:: Directions ::
1. According to the forum thread, what does the first network output?
2. Print the part of the forum thread starting at "Hi, my question" and ending at "an optimization step?".
3. List every variable name that is given a value with "=" in the code in the forum thread.

:: Passage to read ::

Backprop through weights of a second network

Hi, my question might be bit odd but i’m hoping it is possible with pytorch
Say i have two networks, the first of which outputs a bunch of values, one for each parameter of the second network (say a classification network) i then add these values to the parameters of the second network and perform a forward pass of the second network and compute a loss, is it possible to backprop the loss through to the first network to perform an optimization step?
Thanks

Yes, the first network can be optimized by the loss.

Ok, how would you do it?
I’m currently looping through the parameters of the second network and adding on the output of the first, but when I backprop the loss and step the optimizer (which has the parameters of the first network) the parameters of the first network don’t change

2019-08-05_192621

Hope it helps you out.

Hi Ran,
Thanks for your response,
unfortunately thats not quite what i’m after, i know you can backprop through the input of the second network, but what i’d like to do is to add the output of the first to the weights and bias of the second and then forward pass a separate input to the second network. see example below

def add_weights(weights, network):
    c = 0
    for p in network.parameters():
        num_weights = p.data.view(-1).shape[0]
        params = weights[c:c+num_weights].view(p.data.shape)

:: Stored data ::
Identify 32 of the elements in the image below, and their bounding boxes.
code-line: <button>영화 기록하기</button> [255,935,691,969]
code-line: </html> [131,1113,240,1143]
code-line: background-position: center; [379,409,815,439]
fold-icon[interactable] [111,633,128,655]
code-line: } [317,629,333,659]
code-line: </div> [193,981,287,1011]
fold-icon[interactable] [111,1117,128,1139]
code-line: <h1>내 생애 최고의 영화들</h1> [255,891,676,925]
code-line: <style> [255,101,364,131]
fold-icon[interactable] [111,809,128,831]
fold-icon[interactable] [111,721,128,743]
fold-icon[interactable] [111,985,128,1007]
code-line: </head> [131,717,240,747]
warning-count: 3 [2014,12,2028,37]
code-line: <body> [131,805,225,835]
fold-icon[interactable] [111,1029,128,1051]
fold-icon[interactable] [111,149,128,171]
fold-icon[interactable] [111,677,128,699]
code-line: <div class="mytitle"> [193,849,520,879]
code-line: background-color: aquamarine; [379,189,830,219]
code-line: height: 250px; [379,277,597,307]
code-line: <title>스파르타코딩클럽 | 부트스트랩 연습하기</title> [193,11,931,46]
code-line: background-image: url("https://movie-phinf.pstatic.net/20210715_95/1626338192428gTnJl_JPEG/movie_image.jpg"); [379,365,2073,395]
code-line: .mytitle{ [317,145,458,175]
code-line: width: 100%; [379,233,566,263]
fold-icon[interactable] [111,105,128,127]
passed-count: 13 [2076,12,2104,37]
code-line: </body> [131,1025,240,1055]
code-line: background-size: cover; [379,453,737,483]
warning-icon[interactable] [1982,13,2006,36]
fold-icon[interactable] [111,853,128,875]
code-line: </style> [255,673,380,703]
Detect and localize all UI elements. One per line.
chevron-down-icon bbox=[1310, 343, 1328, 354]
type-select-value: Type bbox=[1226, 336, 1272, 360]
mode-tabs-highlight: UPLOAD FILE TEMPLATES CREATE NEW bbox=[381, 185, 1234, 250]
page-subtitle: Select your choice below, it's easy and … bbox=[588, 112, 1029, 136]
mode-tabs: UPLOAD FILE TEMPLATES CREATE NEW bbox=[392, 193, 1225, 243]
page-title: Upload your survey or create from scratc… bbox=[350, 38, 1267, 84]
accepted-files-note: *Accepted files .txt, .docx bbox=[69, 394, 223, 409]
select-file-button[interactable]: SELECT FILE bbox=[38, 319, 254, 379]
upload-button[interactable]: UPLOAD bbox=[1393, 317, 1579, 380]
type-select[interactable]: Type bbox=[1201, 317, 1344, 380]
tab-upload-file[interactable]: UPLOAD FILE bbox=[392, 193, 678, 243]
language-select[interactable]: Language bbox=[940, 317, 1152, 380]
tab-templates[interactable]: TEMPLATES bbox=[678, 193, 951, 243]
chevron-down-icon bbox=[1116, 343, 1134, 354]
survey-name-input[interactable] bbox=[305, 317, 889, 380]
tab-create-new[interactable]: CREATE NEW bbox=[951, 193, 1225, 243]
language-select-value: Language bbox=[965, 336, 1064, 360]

:: Answer set ::
1. A bunch of values, one for each parameter of the second network.

2.
Hi, my question might be bit odd but i’m hoping it is possible with pytorch
Say i have two networks, the first of which outputs a bunch of values, one for each parameter of the second network (say a classification network) i then add these values to the parameters of the second network and perform a forward pass of the second network and compute a loss, is it possible to backprop the loss through to the first network to perform an optimization step?

3. c, num_weights, params